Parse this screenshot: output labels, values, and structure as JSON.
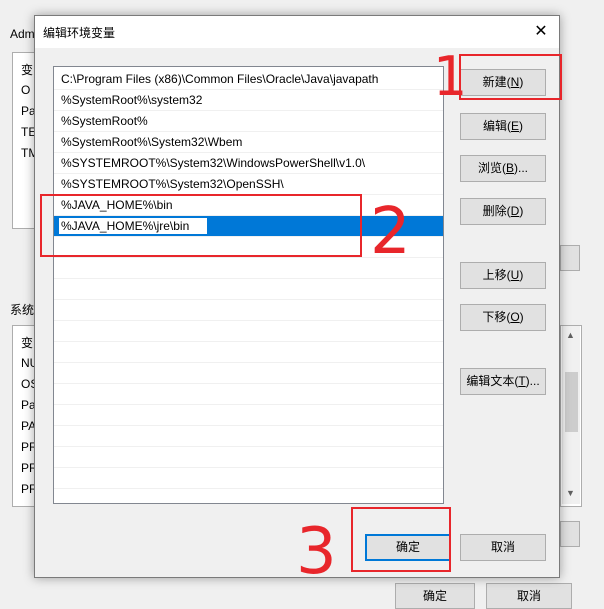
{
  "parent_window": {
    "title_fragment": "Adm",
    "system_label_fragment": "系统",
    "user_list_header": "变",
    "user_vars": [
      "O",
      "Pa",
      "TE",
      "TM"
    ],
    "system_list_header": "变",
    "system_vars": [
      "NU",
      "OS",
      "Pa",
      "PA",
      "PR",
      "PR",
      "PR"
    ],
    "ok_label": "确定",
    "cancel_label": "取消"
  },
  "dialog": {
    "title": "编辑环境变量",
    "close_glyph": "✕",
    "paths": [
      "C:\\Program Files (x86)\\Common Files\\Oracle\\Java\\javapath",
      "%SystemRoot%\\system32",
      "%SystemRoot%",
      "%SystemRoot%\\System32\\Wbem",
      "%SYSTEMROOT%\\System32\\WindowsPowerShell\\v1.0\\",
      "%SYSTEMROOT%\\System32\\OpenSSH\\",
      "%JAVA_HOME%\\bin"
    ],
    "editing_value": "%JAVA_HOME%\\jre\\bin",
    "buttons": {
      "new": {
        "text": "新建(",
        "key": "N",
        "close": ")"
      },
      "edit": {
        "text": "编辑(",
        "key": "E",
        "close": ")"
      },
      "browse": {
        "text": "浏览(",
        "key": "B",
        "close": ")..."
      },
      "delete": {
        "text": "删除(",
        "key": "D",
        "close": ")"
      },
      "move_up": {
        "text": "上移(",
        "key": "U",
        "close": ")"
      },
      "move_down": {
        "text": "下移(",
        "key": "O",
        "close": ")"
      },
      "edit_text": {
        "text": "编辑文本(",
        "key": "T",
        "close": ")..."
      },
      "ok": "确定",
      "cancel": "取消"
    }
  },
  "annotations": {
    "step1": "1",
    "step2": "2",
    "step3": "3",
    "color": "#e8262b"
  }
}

......

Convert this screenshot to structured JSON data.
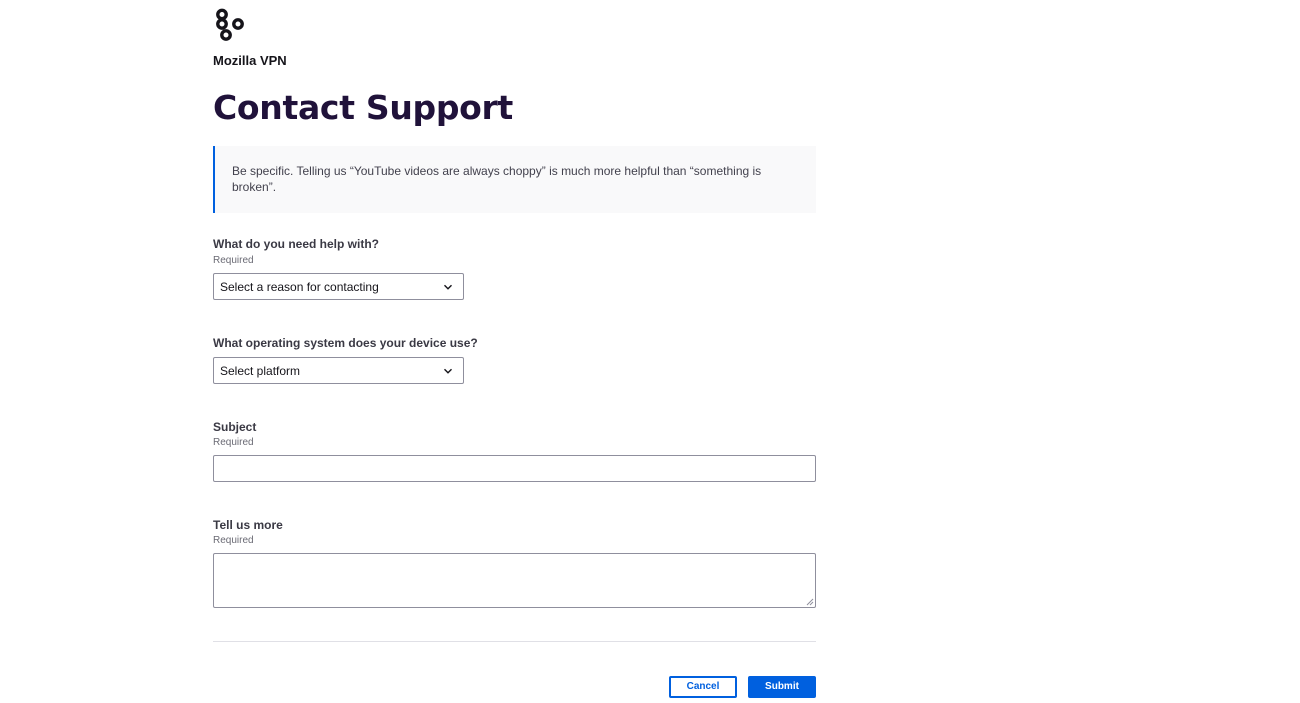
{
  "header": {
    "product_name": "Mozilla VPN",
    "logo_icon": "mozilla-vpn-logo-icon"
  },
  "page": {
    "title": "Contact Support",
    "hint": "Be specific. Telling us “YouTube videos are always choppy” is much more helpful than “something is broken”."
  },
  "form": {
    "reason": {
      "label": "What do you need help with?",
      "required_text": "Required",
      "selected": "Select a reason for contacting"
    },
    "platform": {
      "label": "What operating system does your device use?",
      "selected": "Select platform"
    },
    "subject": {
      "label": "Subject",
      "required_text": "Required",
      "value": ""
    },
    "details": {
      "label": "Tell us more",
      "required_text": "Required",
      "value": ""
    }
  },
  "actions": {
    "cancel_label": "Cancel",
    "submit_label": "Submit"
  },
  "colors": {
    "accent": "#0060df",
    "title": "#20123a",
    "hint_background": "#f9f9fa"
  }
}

......

**Exercise:** Check every line for "JSON" and show the ones that have it.

**Result:**
Parse this screenshot: output labels, values, and structure as JSON.
Convert this screenshot to structured JSON data.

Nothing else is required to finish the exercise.